(The problem)
Pick out each line containing the string "Date".

(Supplied data)

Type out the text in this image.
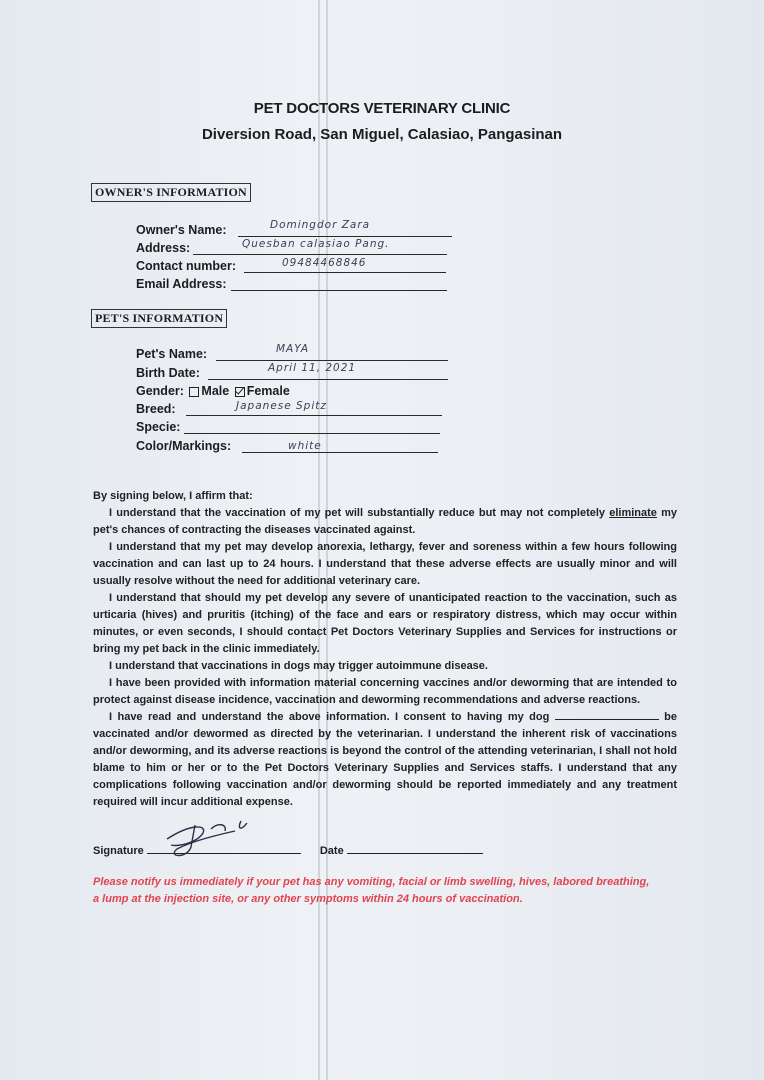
PET DOCTORS VETERINARY CLINIC
Diversion Road, San Miguel, Calasiao, Pangasinan
OWNER'S INFORMATION
Owner's Name:	Domingdor Zara
Address:	Quesban calasiao Pang.
Contact number:	09484468846
Email Address:
PET'S INFORMATION
Pet's Name:	MAYA
Birth Date:	April 11, 2021
Gender: Male Female
Breed:	Japanese Spitz
Specie:
Color/Markings:	white

By signing below, I affirm that:

I understand that the vaccination of my pet will substantially reduce but may not completely eliminate my pet's chances of contracting the diseases vaccinated against.

I understand that my pet may develop anorexia, lethargy, fever and soreness within a few hours following vaccination and can last up to 24 hours. I understand that these adverse effects are usually minor and will usually resolve without the need for additional veterinary care.

I understand that should my pet develop any severe of unanticipated reaction to the vaccination, such as urticaria (hives) and pruritis (itching) of the face and ears or respiratory distress, which may occur within minutes, or even seconds, I should contact Pet Doctors Veterinary Supplies and Services for instructions or bring my pet back in the clinic immediately.

I understand that vaccinations in dogs may trigger autoimmune disease.

I have been provided with information material concerning vaccines and/or deworming that are intended to protect against disease incidence, vaccination and deworming recommendations and adverse reactions.

I have read and understand the above information. I consent to having my dog	be vaccinated and/or dewormed as directed by the veterinarian. I understand the inherent risk of vaccinations and/or deworming, and its adverse reactions is beyond the control of the attending veterinarian, I shall not hold blame to him or her or to the Pet Doctors Veterinary Supplies and Services staffs. I understand that any complications following vaccination and/or deworming should be reported immediately and any treatment required will incur additional expense.

Signature	Date
Please notify us immediately if your pet has any vomiting, facial or limb swelling, hives, labored breathing, a lump at the injection site, or any other symptoms within 24 hours of vaccination.
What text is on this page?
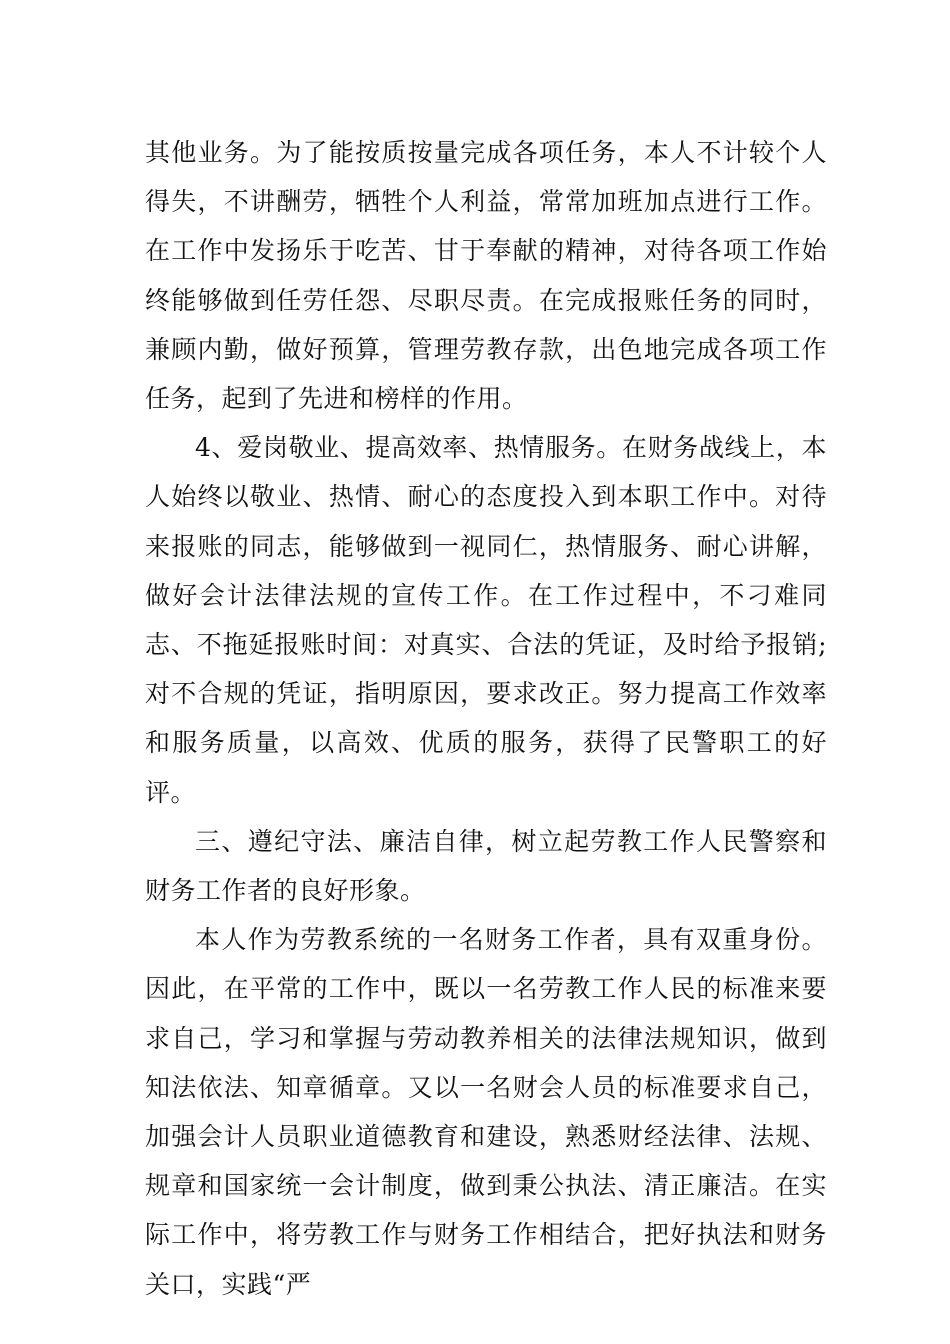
其他业务。为了能按质按量完成各项任务，本人不计较个人得失，不讲酬劳，牺牲个人利益，常常加班加点进行工作。在工作中发扬乐于吃苦、甘于奉献的精神，对待各项工作始终能够做到任劳任怨、尽职尽责。在完成报账任务的同时，兼顾内勤，做好预算，管理劳教存款，出色地完成各项工作任务，起到了先进和榜样的作用。

4、爱岗敬业、提高效率、热情服务。在财务战线上，本人始终以敬业、热情、耐心的态度投入到本职工作中。对待来报账的同志，能够做到一视同仁，热情服务、耐心讲解，做好会计法律法规的宣传工作。在工作过程中，不刁难同志、不拖延报账时间：对真实、合法的凭证，及时给予报销;对不合规的凭证，指明原因，要求改正。努力提高工作效率和服务质量，以高效、优质的服务，获得了民警职工的好评。

三、遵纪守法、廉洁自律，树立起劳教工作人民警察和财务工作者的良好形象。

本人作为劳教系统的一名财务工作者，具有双重身份。因此，在平常的工作中，既以一名劳教工作人民的标准来要求自己，学习和掌握与劳动教养相关的法律法规知识，做到知法依法、知章循章。又以一名财会人员的标准要求自己，加强会计人员职业道德教育和建设，熟悉财经法律、法规、规章和国家统一会计制度，做到秉公执法、清正廉洁。在实际工作中，将劳教工作与财务工作相结合，把好执法和财务关口，实践“严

(Output of the task)
Birth Date:	April 11, 2021
Signature	Date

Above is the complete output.